• _Stored data entries_
◇ ◇ ◇ ◇ ◇ ◇ ◇
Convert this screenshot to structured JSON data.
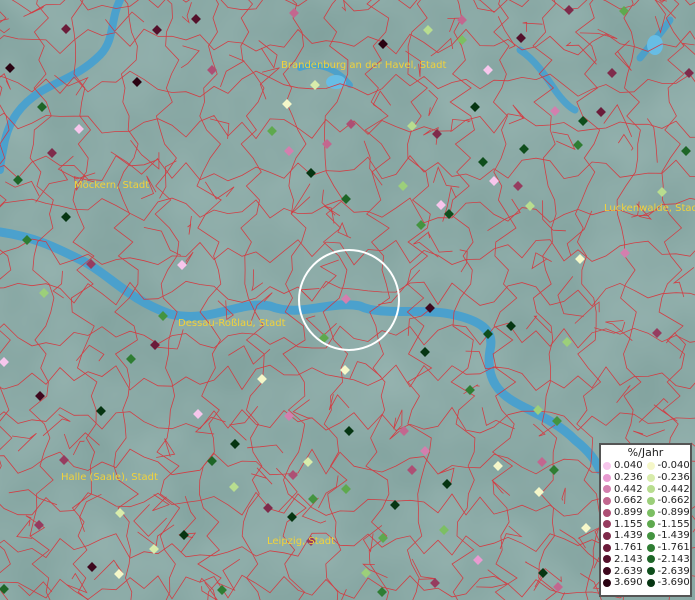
{
  "cities": [
    {
      "name": "Brandenburg an der Havel, Stadt"
    },
    {
      "name": "Möckern, Stadt"
    },
    {
      "name": "Luckenwalde, Stadt"
    },
    {
      "name": "Dessau-Roßlau, Stadt"
    },
    {
      "name": "Halle (Saale), Stadt"
    },
    {
      "name": "Leipzig, Stadt"
    }
  ],
  "legend": {
    "title": "%/Jahr",
    "positive": [
      "0.040",
      "0.236",
      "0.442",
      "0.662",
      "0.899",
      "1.155",
      "1.439",
      "1.761",
      "2.143",
      "2.639",
      "3.690"
    ],
    "negative": [
      "-0.040",
      "-0.236",
      "-0.442",
      "-0.662",
      "-0.899",
      "-1.155",
      "-1.439",
      "-1.761",
      "-2.143",
      "-2.639",
      "-3.690"
    ],
    "positive_colors": [
      "#f7c6ec",
      "#e89ad0",
      "#d37fae",
      "#c2678f",
      "#ad4f74",
      "#963c5f",
      "#7f2b4b",
      "#6b1c3a",
      "#54102b",
      "#3e081e",
      "#2a0312"
    ],
    "negative_colors": [
      "#f5f7c9",
      "#d8ecab",
      "#b8dd8f",
      "#9ccf7a",
      "#7cbf63",
      "#5ea94e",
      "#449440",
      "#2f7d33",
      "#1e6627",
      "#0f4e1c",
      "#063512"
    ]
  },
  "colors": {
    "land": "#7fa09c",
    "river": "#3f9fd3",
    "borders": "#d8333a",
    "label": "#f2d23a"
  }
}
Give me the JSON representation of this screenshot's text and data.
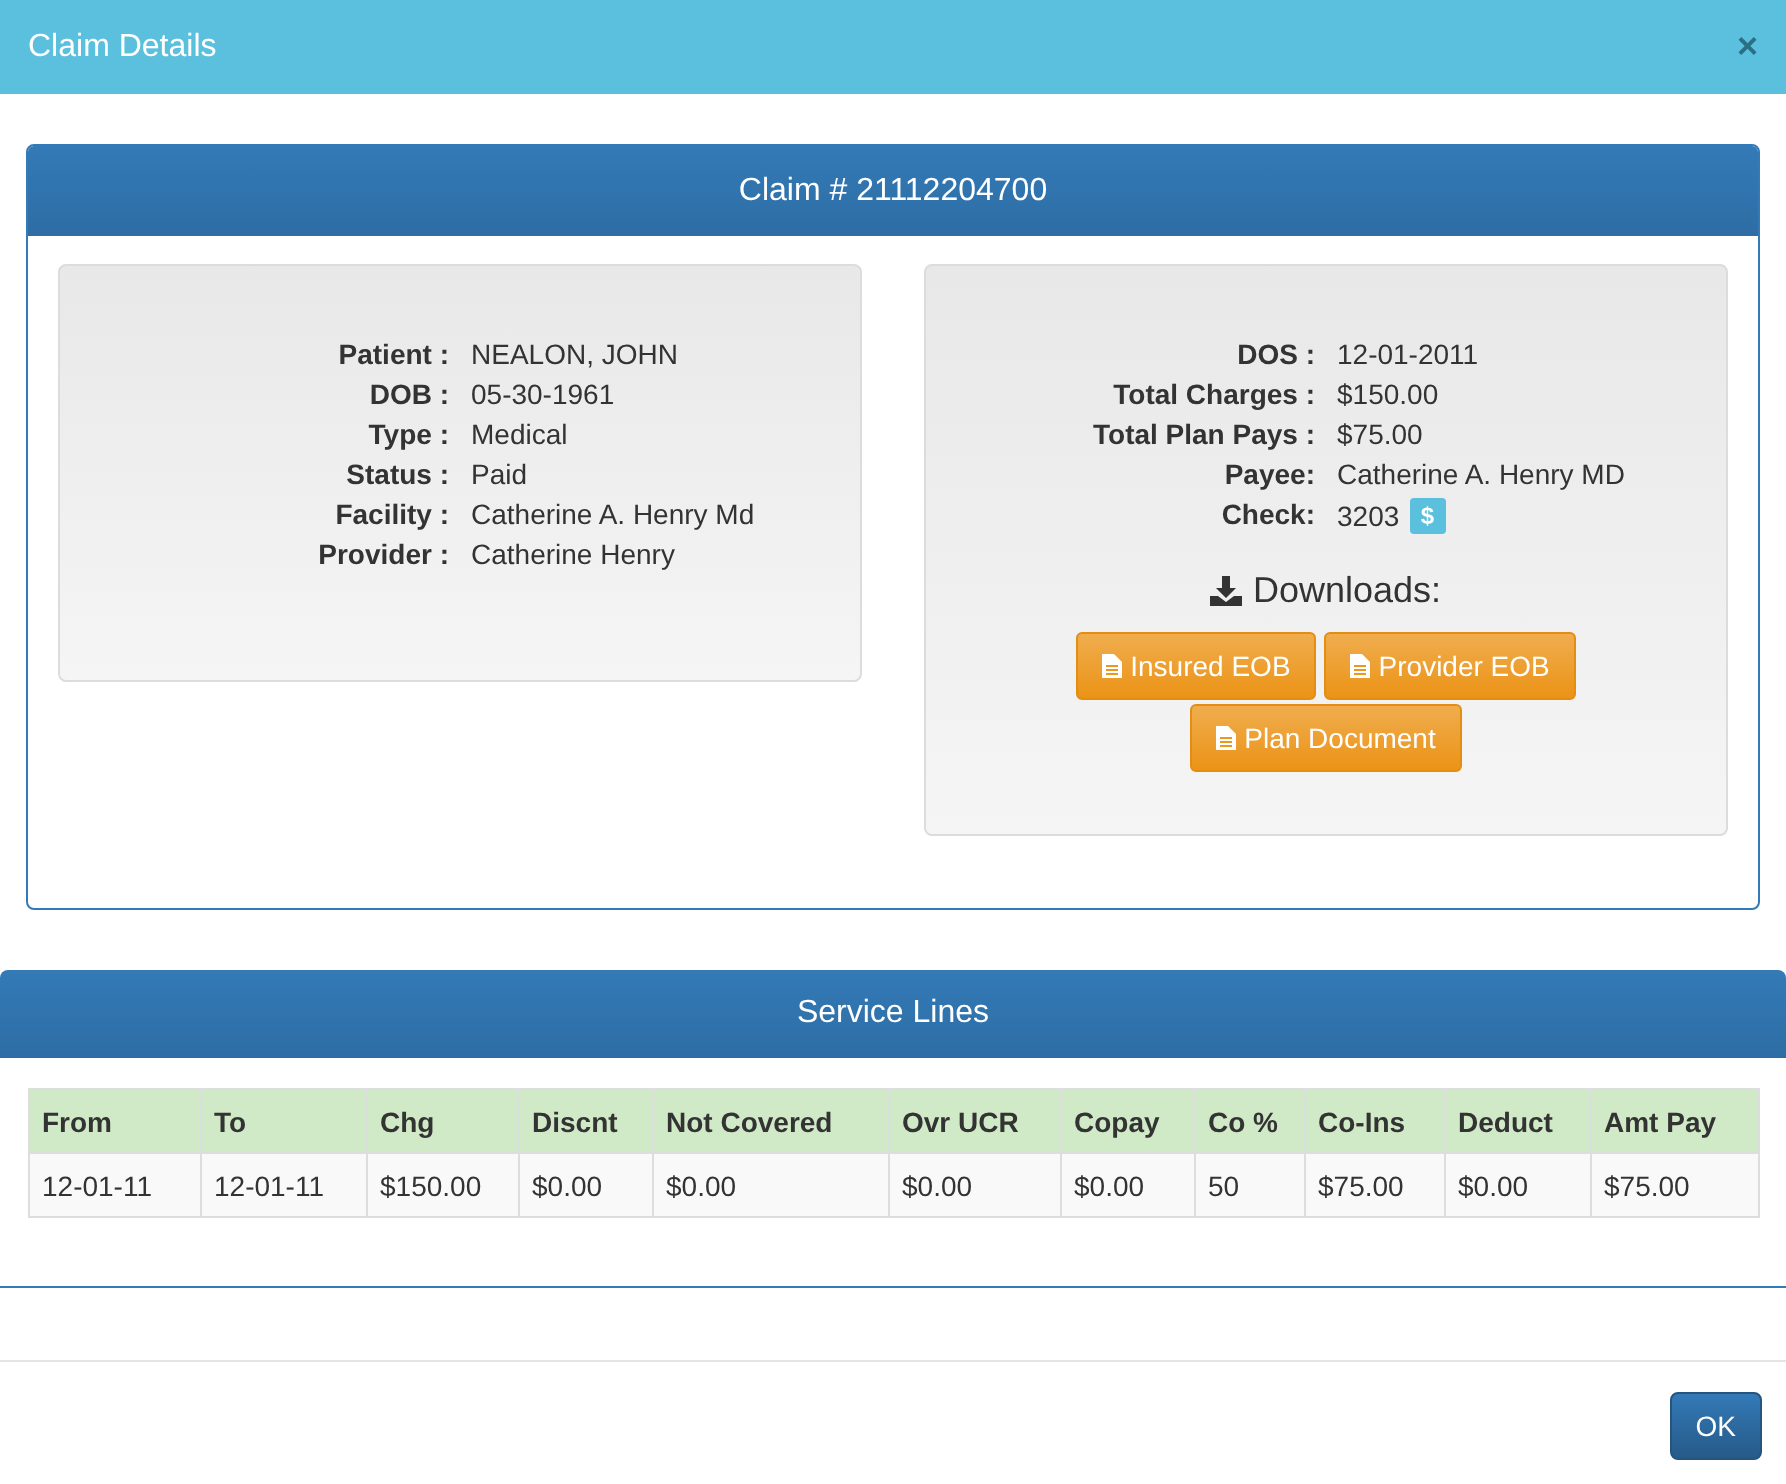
{
  "window": {
    "title": "Claim Details",
    "close": "×"
  },
  "claim": {
    "title": "Claim # 21112204700",
    "left_fields": [
      {
        "label": "Patient :",
        "value": "NEALON, JOHN"
      },
      {
        "label": "DOB :",
        "value": "05-30-1961"
      },
      {
        "label": "Type :",
        "value": "Medical"
      },
      {
        "label": "Status :",
        "value": "Paid"
      },
      {
        "label": "Facility :",
        "value": "Catherine A. Henry Md"
      },
      {
        "label": "Provider :",
        "value": "Catherine Henry"
      }
    ],
    "right_fields": [
      {
        "label": "DOS :",
        "value": "12-01-2011"
      },
      {
        "label": "Total Charges :",
        "value": "$150.00"
      },
      {
        "label": "Total Plan Pays :",
        "value": "$75.00"
      },
      {
        "label": "Payee:",
        "value": "Catherine A. Henry MD"
      },
      {
        "label": "Check:",
        "value": "3203",
        "badge": "$"
      }
    ],
    "downloads": {
      "title": "Downloads:",
      "buttons": [
        "Insured EOB",
        "Provider EOB",
        "Plan Document"
      ]
    }
  },
  "service_lines": {
    "title": "Service Lines",
    "columns": [
      "From",
      "To",
      "Chg",
      "Discnt",
      "Not Covered",
      "Ovr UCR",
      "Copay",
      "Co %",
      "Co-Ins",
      "Deduct",
      "Amt Pay"
    ],
    "rows": [
      [
        "12-01-11",
        "12-01-11",
        "$150.00",
        "$0.00",
        "$0.00",
        "$0.00",
        "$0.00",
        "50",
        "$75.00",
        "$0.00",
        "$75.00"
      ]
    ]
  },
  "footer": {
    "buttons": [
      "OK"
    ]
  }
}
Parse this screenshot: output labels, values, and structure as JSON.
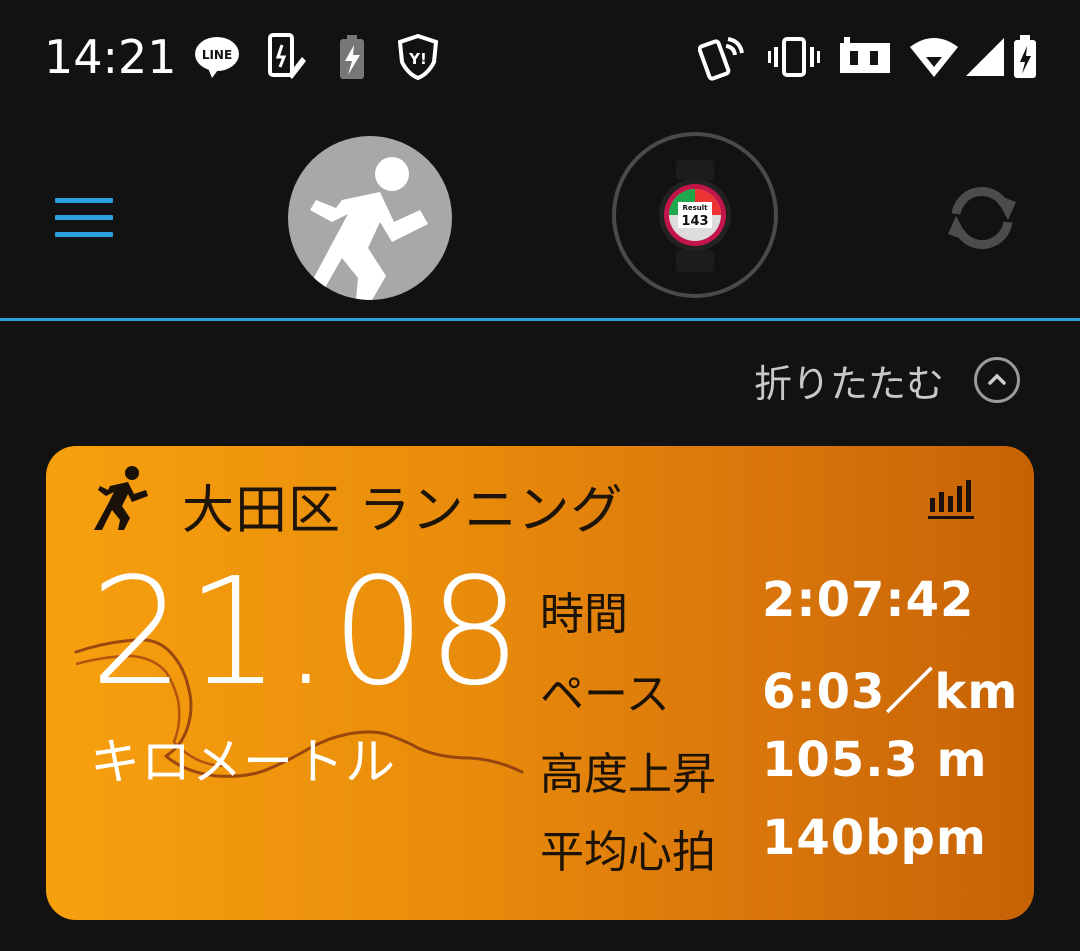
{
  "status_bar": {
    "time": "14:21",
    "left_icons": [
      "line-icon",
      "screenshot-icon",
      "battery-saver-icon",
      "yahoo-icon"
    ],
    "right_icons": [
      "nfc-icon",
      "vibrate-icon",
      "data-saver-icon",
      "wifi-icon",
      "signal-icon",
      "battery-icon"
    ]
  },
  "toolbar": {
    "menu_icon": "menu-icon",
    "profile_icon": "runner-avatar-icon",
    "device_icon": "watch-icon",
    "sync_icon": "sync-icon"
  },
  "collapse": {
    "label": "折りたたむ",
    "icon": "chevron-up-icon"
  },
  "activity": {
    "title": "大田区 ランニング",
    "distance": "21.08",
    "distance_unit": "キロメートル",
    "stats": [
      {
        "label": "時間",
        "value": "2:07:42"
      },
      {
        "label": "ペース",
        "value": "6:03／km"
      },
      {
        "label": "高度上昇",
        "value": "105.3 m"
      },
      {
        "label": "平均心拍",
        "value": "140bpm"
      }
    ],
    "colors": {
      "card_start": "#f7a00f",
      "card_end": "#c66204",
      "accent": "#2a9fd8"
    }
  }
}
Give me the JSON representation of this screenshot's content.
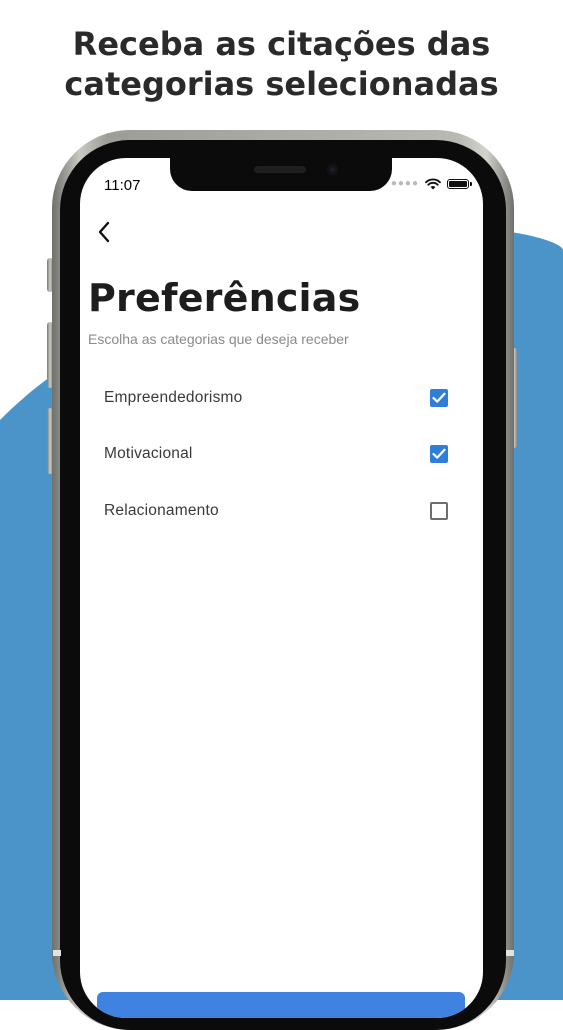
{
  "headline": {
    "line1": "Receba as citações das",
    "line2": "categorias selecionadas"
  },
  "status_bar": {
    "time": "11:07",
    "signal_icon": "signal-dots-icon",
    "wifi_icon": "wifi-icon",
    "battery_icon": "battery-icon"
  },
  "nav": {
    "back_icon": "chevron-left-icon"
  },
  "page": {
    "title": "Preferências",
    "subtitle": "Escolha as categorias que deseja receber"
  },
  "categories": [
    {
      "label": "Empreendedorismo",
      "checked": true
    },
    {
      "label": "Motivacional",
      "checked": true
    },
    {
      "label": "Relacionamento",
      "checked": false
    }
  ],
  "colors": {
    "accent": "#2f7fd8",
    "background_wave": "#4a94c9",
    "headline_text": "#2a2a2a"
  }
}
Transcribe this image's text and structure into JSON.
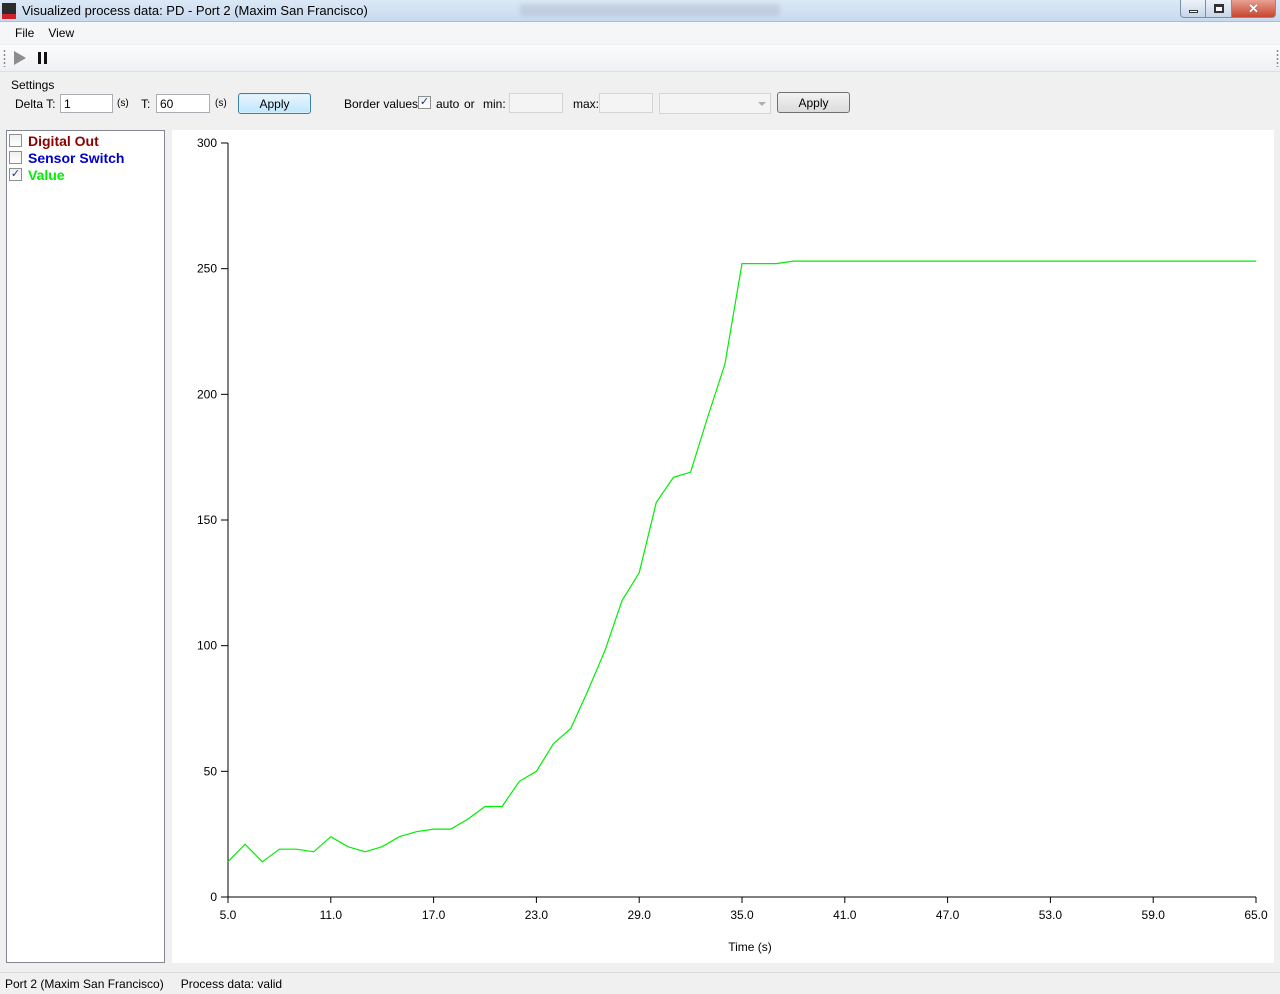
{
  "window": {
    "title": "Visualized process data: PD - Port 2 (Maxim San Francisco)"
  },
  "menu": {
    "items": [
      {
        "label": "File"
      },
      {
        "label": "View"
      }
    ]
  },
  "toolbar": {
    "play_icon": "play-icon",
    "pause_icon": "pause-icon"
  },
  "settings": {
    "group_label": "Settings",
    "delta_t_label": "Delta T:",
    "delta_t_value": "1",
    "delta_t_unit": "(s)",
    "t_label": "T:",
    "t_value": "60",
    "t_unit": "(s)",
    "apply_label": "Apply",
    "border_values_label": "Border values:",
    "auto_checked": true,
    "auto_label": "auto",
    "or_label": "or",
    "min_label": "min:",
    "min_value": "",
    "max_label": "max:",
    "max_value": "",
    "combo_value": "",
    "apply2_label": "Apply"
  },
  "series_list": [
    {
      "label": "Digital Out",
      "checked": false,
      "color": "#8b0000"
    },
    {
      "label": "Sensor Switch",
      "checked": false,
      "color": "#0000cd"
    },
    {
      "label": "Value",
      "checked": true,
      "color": "#00ee00"
    }
  ],
  "chart_data": {
    "type": "line",
    "xlabel": "Time (s)",
    "ylabel": "",
    "xlim": [
      5,
      65
    ],
    "ylim": [
      0,
      300
    ],
    "x_ticks": [
      "5.0",
      "11.0",
      "17.0",
      "23.0",
      "29.0",
      "35.0",
      "41.0",
      "47.0",
      "53.0",
      "59.0",
      "65.0"
    ],
    "y_ticks": [
      "0",
      "50",
      "100",
      "150",
      "200",
      "250",
      "300"
    ],
    "grid": false,
    "series": [
      {
        "name": "Value",
        "color": "#00ee00",
        "x": [
          5,
          6,
          7,
          8,
          9,
          10,
          11,
          12,
          13,
          14,
          15,
          16,
          17,
          18,
          19,
          20,
          21,
          22,
          23,
          24,
          25,
          26,
          27,
          28,
          29,
          30,
          31,
          32,
          33,
          34,
          35,
          36,
          37,
          38,
          39,
          40,
          41,
          42,
          43,
          44,
          45,
          46,
          47,
          48,
          49,
          50,
          51,
          52,
          53,
          54,
          55,
          56,
          57,
          58,
          59,
          60,
          61,
          62,
          63,
          64,
          65
        ],
        "values": [
          14,
          21,
          14,
          19,
          19,
          18,
          24,
          20,
          18,
          20,
          24,
          26,
          27,
          27,
          31,
          36,
          36,
          46,
          50,
          61,
          67,
          82,
          98,
          118,
          129,
          157,
          167,
          169,
          191,
          212,
          252,
          252,
          252,
          253,
          253,
          253,
          253,
          253,
          253,
          253,
          253,
          253,
          253,
          253,
          253,
          253,
          253,
          253,
          253,
          253,
          253,
          253,
          253,
          253,
          253,
          253,
          253,
          253,
          253,
          253,
          253
        ]
      }
    ]
  },
  "status": {
    "port": "Port 2 (Maxim San Francisco)",
    "process": "Process data: valid"
  }
}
◇ ◇ ◇ ◇ ◇ ◇ ◇
• _Exercise_
Gather and copy every line of the data in which the string "process" is found.

• _Task result_
    "title": "Visualized process data: PD - Port 2 (Maxim San Francisco)"
    "process": "Process data: valid"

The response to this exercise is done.